* Problem to solve:
Review the listing and copy each line that holds the word "kind".

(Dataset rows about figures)
/---

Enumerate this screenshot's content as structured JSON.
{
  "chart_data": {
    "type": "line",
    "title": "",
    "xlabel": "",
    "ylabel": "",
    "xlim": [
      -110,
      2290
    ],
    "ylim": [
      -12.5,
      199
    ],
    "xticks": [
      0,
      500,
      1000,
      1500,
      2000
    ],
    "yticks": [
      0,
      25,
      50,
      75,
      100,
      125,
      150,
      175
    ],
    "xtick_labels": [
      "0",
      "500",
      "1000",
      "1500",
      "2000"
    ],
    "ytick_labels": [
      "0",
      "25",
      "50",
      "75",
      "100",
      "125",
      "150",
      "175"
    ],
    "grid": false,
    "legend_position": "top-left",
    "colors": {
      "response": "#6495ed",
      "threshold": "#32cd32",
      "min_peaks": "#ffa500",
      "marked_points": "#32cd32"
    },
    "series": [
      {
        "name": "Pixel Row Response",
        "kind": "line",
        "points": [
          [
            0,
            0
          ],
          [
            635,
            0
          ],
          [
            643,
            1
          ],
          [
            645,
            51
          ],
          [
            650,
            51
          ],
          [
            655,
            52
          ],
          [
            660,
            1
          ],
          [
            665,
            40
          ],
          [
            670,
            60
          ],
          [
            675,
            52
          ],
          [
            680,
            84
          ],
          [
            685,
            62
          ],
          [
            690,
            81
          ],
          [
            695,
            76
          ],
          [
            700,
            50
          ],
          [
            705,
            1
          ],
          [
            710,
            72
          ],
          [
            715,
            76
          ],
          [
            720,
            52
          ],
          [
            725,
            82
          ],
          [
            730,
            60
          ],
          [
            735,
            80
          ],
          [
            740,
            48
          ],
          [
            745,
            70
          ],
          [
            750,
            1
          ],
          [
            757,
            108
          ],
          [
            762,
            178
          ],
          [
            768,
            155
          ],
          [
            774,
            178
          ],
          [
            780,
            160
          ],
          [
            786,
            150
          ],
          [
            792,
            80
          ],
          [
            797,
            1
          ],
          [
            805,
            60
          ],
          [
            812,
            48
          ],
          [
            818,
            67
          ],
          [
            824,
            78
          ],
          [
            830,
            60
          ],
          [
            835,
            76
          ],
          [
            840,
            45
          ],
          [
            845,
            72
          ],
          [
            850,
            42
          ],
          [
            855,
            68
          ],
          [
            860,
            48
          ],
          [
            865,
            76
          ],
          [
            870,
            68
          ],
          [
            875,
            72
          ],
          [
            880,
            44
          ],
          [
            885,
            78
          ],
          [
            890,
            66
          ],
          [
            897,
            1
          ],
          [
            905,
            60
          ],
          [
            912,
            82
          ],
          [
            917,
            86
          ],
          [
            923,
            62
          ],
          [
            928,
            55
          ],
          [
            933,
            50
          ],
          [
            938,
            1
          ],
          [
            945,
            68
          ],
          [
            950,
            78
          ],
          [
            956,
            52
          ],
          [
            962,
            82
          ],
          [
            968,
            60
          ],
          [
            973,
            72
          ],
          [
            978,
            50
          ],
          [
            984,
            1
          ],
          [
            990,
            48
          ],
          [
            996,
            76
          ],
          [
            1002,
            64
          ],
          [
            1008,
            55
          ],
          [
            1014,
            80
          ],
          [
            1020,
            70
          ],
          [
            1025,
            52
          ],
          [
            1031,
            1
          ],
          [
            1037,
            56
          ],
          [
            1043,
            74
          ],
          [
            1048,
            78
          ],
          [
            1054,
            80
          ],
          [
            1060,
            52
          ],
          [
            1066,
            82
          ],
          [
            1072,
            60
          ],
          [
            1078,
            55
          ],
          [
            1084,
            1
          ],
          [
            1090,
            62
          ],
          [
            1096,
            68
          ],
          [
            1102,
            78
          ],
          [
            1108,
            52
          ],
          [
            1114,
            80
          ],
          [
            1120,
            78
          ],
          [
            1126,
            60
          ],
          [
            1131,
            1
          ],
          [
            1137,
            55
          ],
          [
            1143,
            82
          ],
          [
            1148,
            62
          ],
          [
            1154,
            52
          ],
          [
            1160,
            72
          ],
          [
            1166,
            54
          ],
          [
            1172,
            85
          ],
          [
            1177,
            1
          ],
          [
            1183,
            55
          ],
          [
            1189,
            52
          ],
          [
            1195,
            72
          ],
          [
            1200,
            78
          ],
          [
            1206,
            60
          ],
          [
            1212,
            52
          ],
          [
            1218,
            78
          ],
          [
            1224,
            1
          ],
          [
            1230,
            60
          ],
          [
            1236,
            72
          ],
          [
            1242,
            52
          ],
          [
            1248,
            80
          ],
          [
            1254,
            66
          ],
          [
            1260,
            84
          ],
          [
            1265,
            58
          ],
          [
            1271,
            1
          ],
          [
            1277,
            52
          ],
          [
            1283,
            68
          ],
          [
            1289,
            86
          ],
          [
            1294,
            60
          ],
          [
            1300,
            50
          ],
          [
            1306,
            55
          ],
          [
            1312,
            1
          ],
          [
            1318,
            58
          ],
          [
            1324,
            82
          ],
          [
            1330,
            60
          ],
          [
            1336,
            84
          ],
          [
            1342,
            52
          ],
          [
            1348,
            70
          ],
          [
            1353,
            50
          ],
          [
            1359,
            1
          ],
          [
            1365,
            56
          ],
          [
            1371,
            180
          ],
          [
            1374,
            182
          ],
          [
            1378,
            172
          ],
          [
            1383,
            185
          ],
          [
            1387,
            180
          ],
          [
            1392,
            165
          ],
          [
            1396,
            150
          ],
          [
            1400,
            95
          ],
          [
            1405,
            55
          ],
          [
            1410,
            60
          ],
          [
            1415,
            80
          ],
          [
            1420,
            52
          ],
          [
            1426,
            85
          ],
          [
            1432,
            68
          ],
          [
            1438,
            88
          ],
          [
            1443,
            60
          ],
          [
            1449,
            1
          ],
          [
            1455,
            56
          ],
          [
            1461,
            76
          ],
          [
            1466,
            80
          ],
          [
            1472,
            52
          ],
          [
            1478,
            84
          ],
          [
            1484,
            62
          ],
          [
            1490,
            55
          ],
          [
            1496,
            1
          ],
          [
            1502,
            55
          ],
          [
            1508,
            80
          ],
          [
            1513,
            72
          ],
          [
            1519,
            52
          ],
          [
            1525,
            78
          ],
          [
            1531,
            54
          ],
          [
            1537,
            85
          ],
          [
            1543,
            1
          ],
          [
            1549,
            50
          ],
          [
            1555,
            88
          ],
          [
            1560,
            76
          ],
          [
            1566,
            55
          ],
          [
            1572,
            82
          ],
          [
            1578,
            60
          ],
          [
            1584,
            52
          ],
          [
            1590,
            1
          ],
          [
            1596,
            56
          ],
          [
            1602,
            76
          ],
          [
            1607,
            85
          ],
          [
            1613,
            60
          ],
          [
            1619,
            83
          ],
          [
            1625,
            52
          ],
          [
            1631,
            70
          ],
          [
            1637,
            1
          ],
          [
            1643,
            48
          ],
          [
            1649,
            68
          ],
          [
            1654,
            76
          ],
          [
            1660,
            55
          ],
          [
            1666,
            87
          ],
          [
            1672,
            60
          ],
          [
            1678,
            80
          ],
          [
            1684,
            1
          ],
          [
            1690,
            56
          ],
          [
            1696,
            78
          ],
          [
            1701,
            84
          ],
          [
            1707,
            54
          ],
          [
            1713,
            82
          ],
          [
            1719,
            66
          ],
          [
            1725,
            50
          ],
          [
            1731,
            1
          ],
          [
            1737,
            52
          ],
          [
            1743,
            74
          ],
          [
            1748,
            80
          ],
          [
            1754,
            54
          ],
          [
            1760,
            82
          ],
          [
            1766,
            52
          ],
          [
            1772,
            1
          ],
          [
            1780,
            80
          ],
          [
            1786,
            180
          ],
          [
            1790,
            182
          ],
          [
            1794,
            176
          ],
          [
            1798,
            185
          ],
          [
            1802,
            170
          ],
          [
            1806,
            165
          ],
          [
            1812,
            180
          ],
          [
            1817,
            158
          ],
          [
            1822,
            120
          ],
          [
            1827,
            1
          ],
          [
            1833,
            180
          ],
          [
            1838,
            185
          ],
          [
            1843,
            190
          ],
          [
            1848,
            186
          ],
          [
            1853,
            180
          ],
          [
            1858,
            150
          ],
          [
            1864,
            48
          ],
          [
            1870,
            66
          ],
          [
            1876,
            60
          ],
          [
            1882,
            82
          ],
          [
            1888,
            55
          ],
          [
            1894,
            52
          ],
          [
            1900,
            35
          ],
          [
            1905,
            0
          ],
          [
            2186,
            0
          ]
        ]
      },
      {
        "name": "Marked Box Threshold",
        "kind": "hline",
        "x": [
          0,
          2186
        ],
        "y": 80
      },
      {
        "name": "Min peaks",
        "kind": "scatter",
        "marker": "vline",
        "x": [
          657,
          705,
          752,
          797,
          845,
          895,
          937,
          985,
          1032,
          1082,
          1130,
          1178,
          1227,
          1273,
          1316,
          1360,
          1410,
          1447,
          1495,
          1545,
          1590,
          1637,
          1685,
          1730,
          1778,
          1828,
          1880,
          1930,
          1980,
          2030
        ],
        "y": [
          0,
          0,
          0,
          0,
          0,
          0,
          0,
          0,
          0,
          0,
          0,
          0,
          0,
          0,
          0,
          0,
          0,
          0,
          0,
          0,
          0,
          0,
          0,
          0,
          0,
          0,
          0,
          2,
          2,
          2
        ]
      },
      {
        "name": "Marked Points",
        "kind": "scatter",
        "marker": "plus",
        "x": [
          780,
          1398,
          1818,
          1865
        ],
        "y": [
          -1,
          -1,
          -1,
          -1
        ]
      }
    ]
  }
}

\---

* Output of the exercise:
        "kind": "line",
        "kind": "hline",
        "kind": "scatter",
        "kind": "scatter",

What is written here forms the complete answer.